***** INPUT *****
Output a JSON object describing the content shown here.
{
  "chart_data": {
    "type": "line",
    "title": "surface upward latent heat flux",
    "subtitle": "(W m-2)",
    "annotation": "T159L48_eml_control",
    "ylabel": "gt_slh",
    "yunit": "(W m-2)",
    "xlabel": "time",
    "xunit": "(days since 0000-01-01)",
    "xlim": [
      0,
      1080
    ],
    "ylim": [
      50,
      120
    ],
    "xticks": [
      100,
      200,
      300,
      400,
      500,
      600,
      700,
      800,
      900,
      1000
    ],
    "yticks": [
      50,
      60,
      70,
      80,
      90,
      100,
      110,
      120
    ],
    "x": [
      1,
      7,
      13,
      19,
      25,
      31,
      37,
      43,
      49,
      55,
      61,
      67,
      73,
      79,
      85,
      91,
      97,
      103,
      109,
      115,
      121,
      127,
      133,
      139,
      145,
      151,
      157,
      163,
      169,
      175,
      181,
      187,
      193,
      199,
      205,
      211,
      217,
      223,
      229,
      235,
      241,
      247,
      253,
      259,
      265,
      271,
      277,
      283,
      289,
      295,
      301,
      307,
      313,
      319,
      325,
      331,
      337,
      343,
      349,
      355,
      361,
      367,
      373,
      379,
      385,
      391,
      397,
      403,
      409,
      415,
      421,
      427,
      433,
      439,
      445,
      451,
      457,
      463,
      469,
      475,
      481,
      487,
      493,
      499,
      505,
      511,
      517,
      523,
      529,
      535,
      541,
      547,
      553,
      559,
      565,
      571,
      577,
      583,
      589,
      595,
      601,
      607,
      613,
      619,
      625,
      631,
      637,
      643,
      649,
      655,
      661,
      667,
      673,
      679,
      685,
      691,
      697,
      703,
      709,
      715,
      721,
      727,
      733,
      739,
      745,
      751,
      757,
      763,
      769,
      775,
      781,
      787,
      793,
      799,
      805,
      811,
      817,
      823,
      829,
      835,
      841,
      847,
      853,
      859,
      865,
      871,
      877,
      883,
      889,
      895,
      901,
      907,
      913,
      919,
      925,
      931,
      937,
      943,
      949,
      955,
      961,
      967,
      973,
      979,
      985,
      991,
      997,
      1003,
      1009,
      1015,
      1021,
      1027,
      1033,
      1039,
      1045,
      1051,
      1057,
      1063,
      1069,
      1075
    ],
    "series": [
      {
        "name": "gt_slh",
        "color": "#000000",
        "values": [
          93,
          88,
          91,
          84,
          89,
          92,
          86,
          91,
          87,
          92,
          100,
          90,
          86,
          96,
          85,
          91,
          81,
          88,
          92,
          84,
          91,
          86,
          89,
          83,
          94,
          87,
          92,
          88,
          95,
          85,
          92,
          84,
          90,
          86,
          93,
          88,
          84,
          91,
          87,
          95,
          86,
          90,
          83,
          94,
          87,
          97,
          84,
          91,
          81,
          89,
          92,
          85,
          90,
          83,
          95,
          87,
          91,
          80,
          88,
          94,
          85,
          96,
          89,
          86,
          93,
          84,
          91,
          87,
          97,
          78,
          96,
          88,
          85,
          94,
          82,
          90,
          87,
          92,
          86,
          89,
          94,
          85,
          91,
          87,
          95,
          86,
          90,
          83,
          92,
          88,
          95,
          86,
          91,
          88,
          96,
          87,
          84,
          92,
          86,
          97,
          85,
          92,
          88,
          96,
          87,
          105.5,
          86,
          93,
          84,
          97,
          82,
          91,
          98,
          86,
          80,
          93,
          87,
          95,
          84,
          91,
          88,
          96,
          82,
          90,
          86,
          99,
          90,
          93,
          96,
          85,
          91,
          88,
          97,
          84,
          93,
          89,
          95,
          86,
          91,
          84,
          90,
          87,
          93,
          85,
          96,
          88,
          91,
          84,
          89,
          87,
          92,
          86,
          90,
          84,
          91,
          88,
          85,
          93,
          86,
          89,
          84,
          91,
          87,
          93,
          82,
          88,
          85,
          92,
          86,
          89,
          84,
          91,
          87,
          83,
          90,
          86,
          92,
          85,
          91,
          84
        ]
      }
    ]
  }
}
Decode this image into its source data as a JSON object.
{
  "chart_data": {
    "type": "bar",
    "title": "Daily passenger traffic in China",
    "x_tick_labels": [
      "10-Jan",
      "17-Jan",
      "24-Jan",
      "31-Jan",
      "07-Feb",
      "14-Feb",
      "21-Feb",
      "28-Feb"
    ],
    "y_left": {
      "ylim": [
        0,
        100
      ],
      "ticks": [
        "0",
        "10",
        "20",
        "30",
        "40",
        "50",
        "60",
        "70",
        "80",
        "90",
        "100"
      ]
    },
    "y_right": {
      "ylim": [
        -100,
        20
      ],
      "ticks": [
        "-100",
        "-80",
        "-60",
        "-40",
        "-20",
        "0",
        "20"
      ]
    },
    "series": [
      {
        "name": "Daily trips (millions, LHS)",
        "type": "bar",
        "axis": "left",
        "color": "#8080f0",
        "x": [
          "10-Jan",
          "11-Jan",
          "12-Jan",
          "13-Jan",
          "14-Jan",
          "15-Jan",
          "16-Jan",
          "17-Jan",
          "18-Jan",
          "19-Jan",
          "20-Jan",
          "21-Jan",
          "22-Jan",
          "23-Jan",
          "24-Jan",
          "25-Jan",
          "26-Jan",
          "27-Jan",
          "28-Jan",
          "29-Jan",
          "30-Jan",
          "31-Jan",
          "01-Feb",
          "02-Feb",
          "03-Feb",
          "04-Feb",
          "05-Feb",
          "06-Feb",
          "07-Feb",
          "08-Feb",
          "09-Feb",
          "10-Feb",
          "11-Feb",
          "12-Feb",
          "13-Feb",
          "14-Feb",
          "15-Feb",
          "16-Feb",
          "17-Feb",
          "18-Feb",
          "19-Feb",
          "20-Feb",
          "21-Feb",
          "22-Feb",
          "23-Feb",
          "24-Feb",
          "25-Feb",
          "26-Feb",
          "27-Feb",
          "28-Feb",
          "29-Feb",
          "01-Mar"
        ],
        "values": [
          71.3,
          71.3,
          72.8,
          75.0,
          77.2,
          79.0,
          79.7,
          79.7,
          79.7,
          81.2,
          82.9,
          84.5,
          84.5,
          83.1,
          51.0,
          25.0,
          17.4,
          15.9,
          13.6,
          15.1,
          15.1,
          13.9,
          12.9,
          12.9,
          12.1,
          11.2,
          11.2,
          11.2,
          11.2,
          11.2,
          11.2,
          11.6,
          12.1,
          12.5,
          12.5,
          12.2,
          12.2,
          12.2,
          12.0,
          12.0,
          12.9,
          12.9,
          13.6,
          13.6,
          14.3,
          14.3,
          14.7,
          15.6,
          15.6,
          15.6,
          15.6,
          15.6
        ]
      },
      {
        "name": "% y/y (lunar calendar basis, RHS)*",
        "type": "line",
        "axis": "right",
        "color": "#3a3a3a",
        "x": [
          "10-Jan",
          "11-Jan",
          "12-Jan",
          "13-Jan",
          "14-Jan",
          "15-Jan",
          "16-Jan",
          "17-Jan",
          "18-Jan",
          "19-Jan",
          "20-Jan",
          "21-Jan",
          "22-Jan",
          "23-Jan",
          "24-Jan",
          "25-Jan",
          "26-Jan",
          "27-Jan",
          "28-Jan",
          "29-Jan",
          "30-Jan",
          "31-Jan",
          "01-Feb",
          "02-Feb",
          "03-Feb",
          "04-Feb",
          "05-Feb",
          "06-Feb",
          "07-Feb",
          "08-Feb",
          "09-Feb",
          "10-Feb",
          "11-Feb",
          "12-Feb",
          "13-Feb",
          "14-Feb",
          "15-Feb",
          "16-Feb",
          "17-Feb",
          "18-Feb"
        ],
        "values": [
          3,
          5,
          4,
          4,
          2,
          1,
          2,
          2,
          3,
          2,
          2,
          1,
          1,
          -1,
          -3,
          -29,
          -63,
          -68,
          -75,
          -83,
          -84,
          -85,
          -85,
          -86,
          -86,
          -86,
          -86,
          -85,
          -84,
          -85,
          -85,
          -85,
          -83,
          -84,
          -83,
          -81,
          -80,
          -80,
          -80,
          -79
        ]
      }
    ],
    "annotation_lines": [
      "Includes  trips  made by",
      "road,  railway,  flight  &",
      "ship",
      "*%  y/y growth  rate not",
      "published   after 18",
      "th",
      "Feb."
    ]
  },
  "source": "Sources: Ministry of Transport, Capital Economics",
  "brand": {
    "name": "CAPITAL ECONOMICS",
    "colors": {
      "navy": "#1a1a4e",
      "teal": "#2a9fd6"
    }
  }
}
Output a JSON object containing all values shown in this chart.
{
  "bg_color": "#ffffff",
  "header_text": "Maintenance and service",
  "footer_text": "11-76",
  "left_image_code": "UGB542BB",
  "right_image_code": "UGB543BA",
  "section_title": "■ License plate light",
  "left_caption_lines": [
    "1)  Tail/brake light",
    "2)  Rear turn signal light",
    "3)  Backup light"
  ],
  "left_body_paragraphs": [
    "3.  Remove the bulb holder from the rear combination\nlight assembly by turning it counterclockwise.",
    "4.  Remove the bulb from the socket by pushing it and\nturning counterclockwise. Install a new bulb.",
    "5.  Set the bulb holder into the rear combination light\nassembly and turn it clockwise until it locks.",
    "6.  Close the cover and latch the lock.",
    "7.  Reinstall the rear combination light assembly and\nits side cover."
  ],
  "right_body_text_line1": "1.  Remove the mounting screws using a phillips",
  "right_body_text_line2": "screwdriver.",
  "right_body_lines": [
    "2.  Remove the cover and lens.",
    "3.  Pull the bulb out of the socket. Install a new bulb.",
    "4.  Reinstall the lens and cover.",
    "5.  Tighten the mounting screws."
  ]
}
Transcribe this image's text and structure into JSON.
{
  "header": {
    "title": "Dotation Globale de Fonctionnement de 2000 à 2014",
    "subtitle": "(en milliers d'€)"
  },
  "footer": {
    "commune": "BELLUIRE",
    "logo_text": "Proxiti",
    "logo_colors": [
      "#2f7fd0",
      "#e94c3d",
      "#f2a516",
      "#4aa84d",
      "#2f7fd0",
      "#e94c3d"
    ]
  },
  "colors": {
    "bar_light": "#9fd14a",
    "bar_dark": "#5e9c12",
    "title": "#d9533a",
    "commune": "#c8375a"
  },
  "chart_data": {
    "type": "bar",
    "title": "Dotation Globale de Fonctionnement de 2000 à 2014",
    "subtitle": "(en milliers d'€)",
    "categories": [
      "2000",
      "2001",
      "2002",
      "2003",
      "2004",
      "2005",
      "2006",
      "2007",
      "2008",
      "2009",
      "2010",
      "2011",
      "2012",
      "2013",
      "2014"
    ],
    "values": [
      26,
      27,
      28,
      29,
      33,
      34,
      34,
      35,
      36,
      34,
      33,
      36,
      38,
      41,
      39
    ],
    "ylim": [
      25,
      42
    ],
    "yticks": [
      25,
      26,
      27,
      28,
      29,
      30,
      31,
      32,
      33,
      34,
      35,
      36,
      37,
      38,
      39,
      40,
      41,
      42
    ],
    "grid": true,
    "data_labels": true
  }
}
*****
■ REQUIRED WORK: From the entries above, copy out every line where the string "this" appears.

■ THE RESPONSE:
Decode this image into its source data as a JSON object.
Output a JSON object containing all values shown in this chart.
Transcribe this image's text and structure into JSON.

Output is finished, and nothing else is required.